■ **Given information**:
++++

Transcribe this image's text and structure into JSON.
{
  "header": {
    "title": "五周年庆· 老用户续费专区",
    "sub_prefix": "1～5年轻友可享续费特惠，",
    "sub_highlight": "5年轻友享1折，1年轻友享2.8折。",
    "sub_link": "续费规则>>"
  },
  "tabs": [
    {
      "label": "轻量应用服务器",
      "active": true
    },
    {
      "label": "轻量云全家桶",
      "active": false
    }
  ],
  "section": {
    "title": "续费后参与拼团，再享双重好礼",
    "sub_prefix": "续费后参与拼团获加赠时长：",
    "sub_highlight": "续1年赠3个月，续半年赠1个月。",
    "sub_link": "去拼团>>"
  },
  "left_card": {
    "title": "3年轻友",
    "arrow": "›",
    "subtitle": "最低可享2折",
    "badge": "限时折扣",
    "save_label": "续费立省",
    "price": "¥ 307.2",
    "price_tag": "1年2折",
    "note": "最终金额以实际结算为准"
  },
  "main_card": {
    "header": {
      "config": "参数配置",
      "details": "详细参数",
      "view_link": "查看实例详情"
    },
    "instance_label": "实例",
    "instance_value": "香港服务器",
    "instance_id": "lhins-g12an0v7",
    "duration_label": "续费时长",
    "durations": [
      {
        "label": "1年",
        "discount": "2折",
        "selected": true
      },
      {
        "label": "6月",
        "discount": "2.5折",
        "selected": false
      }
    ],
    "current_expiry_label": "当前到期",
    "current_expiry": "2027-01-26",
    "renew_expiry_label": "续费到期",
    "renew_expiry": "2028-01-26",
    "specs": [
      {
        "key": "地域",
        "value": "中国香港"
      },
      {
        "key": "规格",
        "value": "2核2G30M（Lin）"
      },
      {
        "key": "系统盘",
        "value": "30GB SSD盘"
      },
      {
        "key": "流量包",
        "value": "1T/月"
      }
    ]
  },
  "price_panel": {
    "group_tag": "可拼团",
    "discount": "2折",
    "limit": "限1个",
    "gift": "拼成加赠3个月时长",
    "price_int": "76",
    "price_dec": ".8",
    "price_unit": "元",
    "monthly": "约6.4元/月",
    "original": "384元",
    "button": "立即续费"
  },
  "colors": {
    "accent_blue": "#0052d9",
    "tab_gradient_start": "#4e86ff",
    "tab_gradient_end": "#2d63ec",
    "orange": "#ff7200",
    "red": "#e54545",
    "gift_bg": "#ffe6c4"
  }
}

++++

■ **Your instructions**:
Please copy out each record, character for character.

■ **Solution to the exercise**:
Transcribe this image's text and structure into JSON.
{
  "header": {
    "title": "五周年庆· 老用户续费专区",
    "sub_prefix": "1～5年轻友可享续费特惠，",
    "sub_highlight": "5年轻友享1折，1年轻友享2.8折。",
    "sub_link": "续费规则>>"
  },
  "tabs": [
    {
      "label": "轻量应用服务器",
      "active": true
    },
    {
      "label": "轻量云全家桶",
      "active": false
    }
  ],
  "section": {
    "title": "续费后参与拼团，再享双重好礼",
    "sub_prefix": "续费后参与拼团获加赠时长：",
    "sub_highlight": "续1年赠3个月，续半年赠1个月。",
    "sub_link": "去拼团>>"
  },
  "left_card": {
    "title": "3年轻友",
    "arrow": "›",
    "subtitle": "最低可享2折",
    "badge": "限时折扣",
    "save_label": "续费立省",
    "price": "¥ 307.2",
    "price_tag": "1年2折",
    "note": "最终金额以实际结算为准"
  },
  "main_card": {
    "header": {
      "config": "参数配置",
      "details": "详细参数",
      "view_link": "查看实例详情"
    },
    "instance_label": "实例",
    "instance_value": "香港服务器",
    "instance_id": "lhins-g12an0v7",
    "duration_label": "续费时长",
    "durations": [
      {
        "label": "1年",
        "discount": "2折",
        "selected": true
      },
      {
        "label": "6月",
        "discount": "2.5折",
        "selected": false
      }
    ],
    "current_expiry_label": "当前到期",
    "current_expiry": "2027-01-26",
    "renew_expiry_label": "续费到期",
    "renew_expiry": "2028-01-26",
    "specs": [
      {
        "key": "地域",
        "value": "中国香港"
      },
      {
        "key": "规格",
        "value": "2核2G30M（Lin）"
      },
      {
        "key": "系统盘",
        "value": "30GB SSD盘"
      },
      {
        "key": "流量包",
        "value": "1T/月"
      }
    ]
  },
  "price_panel": {
    "group_tag": "可拼团",
    "discount": "2折",
    "limit": "限1个",
    "gift": "拼成加赠3个月时长",
    "price_int": "76",
    "price_dec": ".8",
    "price_unit": "元",
    "monthly": "约6.4元/月",
    "original": "384元",
    "button": "立即续费"
  },
  "colors": {
    "accent_blue": "#0052d9",
    "tab_gradient_start": "#4e86ff",
    "tab_gradient_end": "#2d63ec",
    "orange": "#ff7200",
    "red": "#e54545",
    "gift_bg": "#ffe6c4"
  }
}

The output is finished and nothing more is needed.